Title: F1: The Movie

Director: Joseph Kosinski

Cast: Brad Pitt, Damson Idris, Kerry Condon, Tobias Menzies, and Javier Bardem

Where: In theatres near you

Rating: 3.5 stars

There’s something perversely comforting about a film that burns rubber on the track of predictability yet somehow manages to keep its engine running with charm and sheer spectacle. F1: The Movie, Joseph Kosinski’s sleek, swaggering return to blockbuster territory, is one such cinematic machine—familiar as a checkered flag, loud as a paddock brawl, and smooth as Brad Pitt’s jawline in golden-hour lighting.

Pitt, as Sonny Hayes—a once-great driver now baked in regret and rock music—revs up the heart of the film. He’s less a character and more a myth on wheels: grizzled, grinning, and improbably tanned. We meet him waking in a van at Daytona, cueing Zeppelin, and blazing laps like he never left. Enter Ruben (Javier Bardem) an old friend with a struggling team (he is silkier than a champagne-drenched pit pass), a hot-headed protégé, Joshua Pearce (Damson Idris), a side of romantic tension with Kate (Kerry Condon), and a dash of corporate villainy in the form of Guthrie (Tobias Menzies), and you have yourself a pitstop tour of every sports movie trope known to man.

And yet, you go with it. Kosinski, ever the architect of aesthetic excess, doesn’t so much direct as choreograph, framing Pitt like a monument to American Cool and peppering the film with enough lens flare and throttle-cam footage to make a GoPro blush. The racing sequences are undeniably the film’s crown jewel—visceral, glossy, and edited within an inch of their life. For anyone susceptible to the seduction of horsepower and high-stakes drama, F1 is a high-octane siren song.
□ □ □ □
> REQUIRED TASK 1:
Answer from the F1 review:
(a) What star rating does it give?
(b) Who plays Kate?
(c) What part of the film does it call the crown jewel?
> REQUIRED TASK 2: Carry on the F1 review from its last sentence, keeping its voice.
The items further down are separate from the F1 review.

> ENTRIES:
□ □ □ □
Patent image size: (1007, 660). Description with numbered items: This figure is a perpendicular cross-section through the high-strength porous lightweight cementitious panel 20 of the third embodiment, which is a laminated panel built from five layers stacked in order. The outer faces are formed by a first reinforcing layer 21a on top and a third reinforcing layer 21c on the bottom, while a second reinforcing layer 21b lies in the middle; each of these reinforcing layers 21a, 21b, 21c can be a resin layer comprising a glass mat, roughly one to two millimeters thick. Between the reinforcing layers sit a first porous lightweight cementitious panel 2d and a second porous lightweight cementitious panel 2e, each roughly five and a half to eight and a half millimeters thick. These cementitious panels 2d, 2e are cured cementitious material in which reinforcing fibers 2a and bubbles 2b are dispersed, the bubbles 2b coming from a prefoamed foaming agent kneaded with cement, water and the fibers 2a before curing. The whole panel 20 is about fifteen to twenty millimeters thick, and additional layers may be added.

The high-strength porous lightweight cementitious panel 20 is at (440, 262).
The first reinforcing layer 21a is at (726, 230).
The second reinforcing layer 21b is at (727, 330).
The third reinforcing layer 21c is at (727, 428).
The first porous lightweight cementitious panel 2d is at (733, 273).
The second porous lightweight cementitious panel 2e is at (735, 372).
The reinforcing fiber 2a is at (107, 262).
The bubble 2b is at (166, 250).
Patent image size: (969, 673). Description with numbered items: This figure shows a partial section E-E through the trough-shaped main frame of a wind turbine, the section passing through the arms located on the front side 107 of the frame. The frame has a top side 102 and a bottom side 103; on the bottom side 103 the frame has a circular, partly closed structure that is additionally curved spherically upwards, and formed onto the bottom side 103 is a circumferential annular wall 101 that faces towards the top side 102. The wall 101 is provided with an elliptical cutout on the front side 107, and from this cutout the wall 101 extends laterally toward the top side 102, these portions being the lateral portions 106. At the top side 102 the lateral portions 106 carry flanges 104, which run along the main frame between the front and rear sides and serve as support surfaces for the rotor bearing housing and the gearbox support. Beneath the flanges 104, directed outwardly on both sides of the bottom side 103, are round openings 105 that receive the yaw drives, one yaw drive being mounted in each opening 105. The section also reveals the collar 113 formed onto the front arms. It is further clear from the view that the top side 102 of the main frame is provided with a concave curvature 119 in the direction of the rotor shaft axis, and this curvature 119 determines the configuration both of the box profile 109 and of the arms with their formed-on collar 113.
□ □ □ □
> EXPECTED OUTPUT 1:
(a) 3.5 stars
(b) Kerry Condon
(c) The racing sequences

> EXPECTED OUTPUT 2:
Still, the film’s storytelling sticks rigidly to the tarmac. Ehren Kruger’s script dutifully ticks boxes: reluctant comeback, intergenerational rivalry, emotional redemption, and the requisite wise-beyond-her-rim-width female lead. Pitt and Idris share credible chemistry if not quite a combustible one, and Condon manages to rise above the usual romantic sidekick shtick with the steeliness of someone who knows her way around an engine block. Bardem purrs through the role like he’s secretly auditioning for a Monte Carlo heist film, and Menzies, to his credit, plays the corporate shark with enough restraint not to chew through the chrome trim.

Despite the presence of three significant female characters, the film remains largely a testosterone-fuelled ballet. It nods to inclusivity without ever truly shifting gears, and while the film is studded with impressive technical detail—thanks in part to F1 champion Lewis Hamilton’s behind-the-scenes input—it’s never interested in unsettling its audience or surprising its fans. This is cinematic comfort food served in carbon fibre bowls.

Hans Zimmer’s score pulses beneath it all, soaring and simmering as needed, while the needle drops—some inspired, others algorithmically predictable—try to inject cultural coolness. The script, however, never quite outruns its genre roots. It’s Top Gun: Maverick on wheels, without the altitude.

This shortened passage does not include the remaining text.